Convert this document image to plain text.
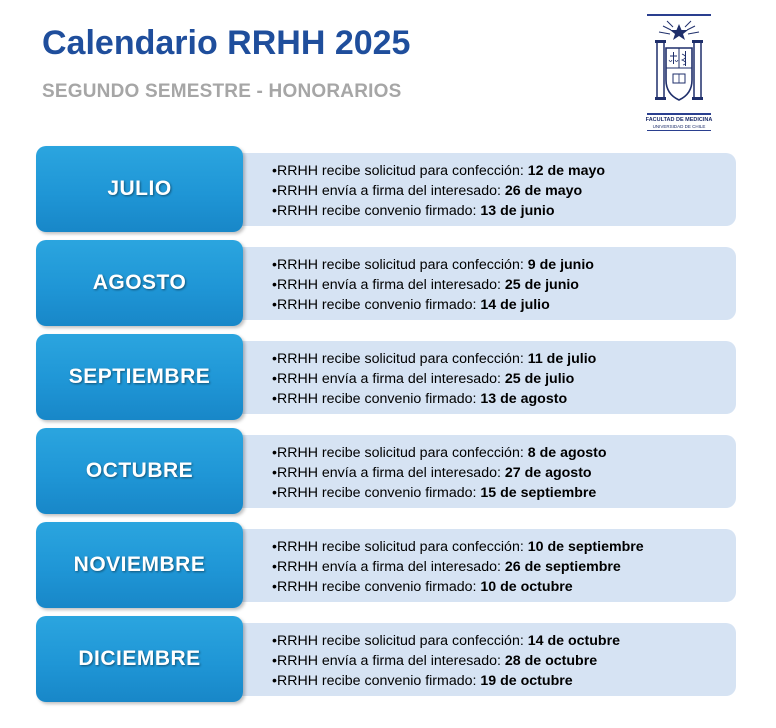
Calendario RRHH 2025
SEGUNDO SEMESTRE - HONORARIOS
FACULTAD DE MEDICINA
UNIVERSIDAD DE CHILE
JULIO
•RRHH recibe solicitud para confección: 12 de mayo
•RRHH envía a firma del interesado: 26 de mayo
•RRHH recibe convenio firmado: 13 de junio
AGOSTO
•RRHH recibe solicitud para confección: 9 de junio
•RRHH envía a firma del interesado: 25 de junio
•RRHH recibe convenio firmado: 14 de julio
SEPTIEMBRE
•RRHH recibe solicitud para confección: 11 de julio
•RRHH envía a firma del interesado: 25 de julio
•RRHH recibe convenio firmado: 13 de agosto
OCTUBRE
•RRHH recibe solicitud para confección: 8 de agosto
•RRHH envía a firma del interesado: 27 de agosto
•RRHH recibe convenio firmado: 15 de septiembre
NOVIEMBRE
•RRHH recibe solicitud para confección: 10 de septiembre
•RRHH envía a firma del interesado: 26 de septiembre
•RRHH recibe convenio firmado: 10 de octubre
DICIEMBRE
•RRHH recibe solicitud para confección: 14 de octubre
•RRHH envía a firma del interesado: 28 de octubre
•RRHH recibe convenio firmado: 19 de octubre
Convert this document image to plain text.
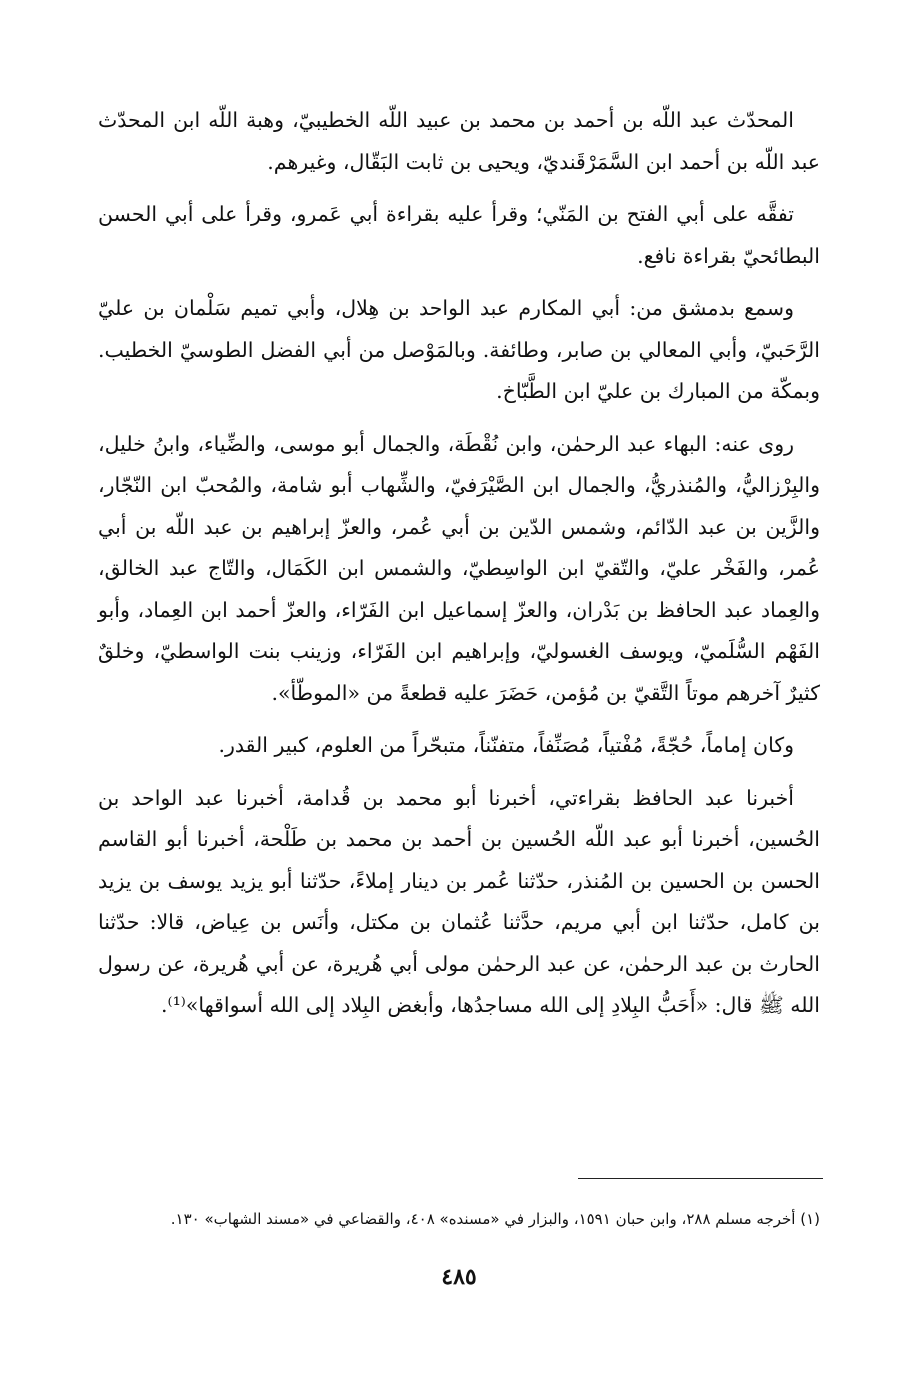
المحدّث عبد اللّه بن أحمد بن محمد بن عبيد اللّه الخطيبيّ، وهبة اللّه ابن المحدّث عبد اللّه بن أحمد ابن السَّمَرْقَنديّ، ويحيى بن ثابت البَقّال، وغيرهم.

تفقَّه على أبي الفتح بن المَنّي؛ وقرأ عليه بقراءة أبي عَمرو، وقرأ على أبي الحسن البطائحيّ بقراءة نافع.

وسمع بدمشق من: أبي المكارم عبد الواحد بن هِلال، وأبي تميم سَلْمان بن عليّ الرَّحَبيّ، وأبي المعالي بن صابر، وطائفة. وبالمَوْصل من أبي الفضل الطوسيّ الخطيب. وبمكّة من المبارك بن عليّ ابن الطَّبّاخ.

روى عنه: البهاء عبد الرحمٰن، وابن نُقْطَة، والجمال أبو موسى، والضِّياء، وابنُ خليل، والبِرْزاليُّ، والمُنذريُّ، والجمال ابن الصَّيْرَفيّ، والشِّهاب أبو شامة، والمُحبّ ابن النّجّار، والزَّين بن عبد الدّائم، وشمس الدّين بن أبي عُمر، والعزّ إبراهيم بن عبد اللّه بن أبي عُمر، والفَخْر عليّ، والتّقيّ ابن الواسِطيّ، والشمس ابن الكَمَال، والتّاج عبد الخالق، والعِماد عبد الحافظ بن بَدْران، والعزّ إسماعيل ابن الفَرّاء، والعزّ أحمد ابن العِماد، وأبو الفَهْم السُّلَميّ، ويوسف الغسوليّ، وإبراهيم ابن الفَرّاء، وزينب بنت الواسطيّ، وخلقٌ كثيرٌ آخرهم موتاً التَّقيّ بن مُؤمن، حَضَرَ عليه قطعةً من «الموطّأ».

وكان إماماً، حُجّةً، مُفْتياً، مُصَنِّفاً، متفنّناً، متبحّراً من العلوم، كبير القدر.

أخبرنا عبد الحافظ بقراءتي، أخبرنا أبو محمد بن قُدامة، أخبرنا عبد الواحد بن الحُسين، أخبرنا أبو عبد اللّه الحُسين بن أحمد بن محمد بن طَلْحة، أخبرنا أبو القاسم الحسن بن الحسين بن المُنذر، حدّثنا عُمر بن دينار إملاءً، حدّثنا أبو يزيد يوسف بن يزيد بن كامل، حدّثنا ابن أبي مريم، حدَّثنا عُثمان بن مكتل، وأنَس بن عِياض، قالا: حدّثنا الحارث بن عبد الرحمٰن، عن عبد الرحمٰن مولى أبي هُريرة، عن أبي هُريرة، عن رسول الله ﷺ قال: «أَحَبُّ البِلادِ إلى الله مساجدُها، وأبغض البِلاد إلى الله أسواقها»⁽¹⁾.

(١) أخرجه مسلم ٢٨٨، وابن حبان ١٥٩١، والبزار في «مسنده» ٤٠٨، والقضاعي في «مسند الشهاب» ١٣٠.
٤٨٥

══════

Problem to work on: Leave out the pictures and output the rest of the material exactly as written.

Exercise solution:
Convert this document image to plain text.
Calendario RRHH 2025
SEGUNDO SEMESTRE - HONORARIOS
FACULTAD DE MEDICINA
UNIVERSIDAD DE CHILE
JULIO
•RRHH recibe solicitud para confección: 12 de mayo
•RRHH envía a firma del interesado: 26 de mayo
•RRHH recibe convenio firmado: 13 de junio
AGOSTO
•RRHH recibe solicitud para confección: 9 de junio
•RRHH envía a firma del interesado: 25 de junio
•RRHH recibe convenio firmado: 14 de julio
SEPTIEMBRE
•RRHH recibe solicitud para confección: 11 de julio
•RRHH envía a firma del interesado: 25 de julio
•RRHH recibe convenio firmado: 13 de agosto
OCTUBRE
•RRHH recibe solicitud para confección: 8 de agosto
•RRHH envía a firma del interesado: 27 de agosto
•RRHH recibe convenio firmado: 15 de septiembre
NOVIEMBRE
•RRHH recibe solicitud para confección: 10 de septiembre
•RRHH envía a firma del interesado: 26 de septiembre
•RRHH recibe convenio firmado: 10 de octubre
DICIEMBRE
•RRHH recibe solicitud para confección: 14 de octubre
•RRHH envía a firma del interesado: 28 de octubre
•RRHH recibe convenio firmado: 19 de octubre
Convert this document image to plain text.
المحدّث عبد اللّه بن أحمد بن محمد بن عبيد اللّه الخطيبيّ، وهبة اللّه ابن المحدّث عبد اللّه بن أحمد ابن السَّمَرْقَنديّ، ويحيى بن ثابت البَقّال، وغيرهم.

تفقَّه على أبي الفتح بن المَنّي؛ وقرأ عليه بقراءة أبي عَمرو، وقرأ على أبي الحسن البطائحيّ بقراءة نافع.

وسمع بدمشق من: أبي المكارم عبد الواحد بن هِلال، وأبي تميم سَلْمان بن عليّ الرَّحَبيّ، وأبي المعالي بن صابر، وطائفة. وبالمَوْصل من أبي الفضل الطوسيّ الخطيب. وبمكّة من المبارك بن عليّ ابن الطَّبّاخ.

روى عنه: البهاء عبد الرحمٰن، وابن نُقْطَة، والجمال أبو موسى، والضِّياء، وابنُ خليل، والبِرْزاليُّ، والمُنذريُّ، والجمال ابن الصَّيْرَفيّ، والشِّهاب أبو شامة، والمُحبّ ابن النّجّار، والزَّين بن عبد الدّائم، وشمس الدّين بن أبي عُمر، والعزّ إبراهيم بن عبد اللّه بن أبي عُمر، والفَخْر عليّ، والتّقيّ ابن الواسِطيّ، والشمس ابن الكَمَال، والتّاج عبد الخالق، والعِماد عبد الحافظ بن بَدْران، والعزّ إسماعيل ابن الفَرّاء، والعزّ أحمد ابن العِماد، وأبو الفَهْم السُّلَميّ، ويوسف الغسوليّ، وإبراهيم ابن الفَرّاء، وزينب بنت الواسطيّ، وخلقٌ كثيرٌ آخرهم موتاً التَّقيّ بن مُؤمن، حَضَرَ عليه قطعةً من «الموطّأ».

وكان إماماً، حُجّةً، مُفْتياً، مُصَنِّفاً، متفنّناً، متبحّراً من العلوم، كبير القدر.

أخبرنا عبد الحافظ بقراءتي، أخبرنا أبو محمد بن قُدامة، أخبرنا عبد الواحد بن الحُسين، أخبرنا أبو عبد اللّه الحُسين بن أحمد بن محمد بن طَلْحة، أخبرنا أبو القاسم الحسن بن الحسين بن المُنذر، حدّثنا عُمر بن دينار إملاءً، حدّثنا أبو يزيد يوسف بن يزيد بن كامل، حدّثنا ابن أبي مريم، حدَّثنا عُثمان بن مكتل، وأنَس بن عِياض، قالا: حدّثنا الحارث بن عبد الرحمٰن، عن عبد الرحمٰن مولى أبي هُريرة، عن أبي هُريرة، عن رسول الله ﷺ قال: «أَحَبُّ البِلادِ إلى الله مساجدُها، وأبغض البِلاد إلى الله أسواقها»⁽¹⁾.

(١) أخرجه مسلم ٢٨٨، وابن حبان ١٥٩١، والبزار في «مسنده» ٤٠٨، والقضاعي في «مسند الشهاب» ١٣٠.
٤٨٥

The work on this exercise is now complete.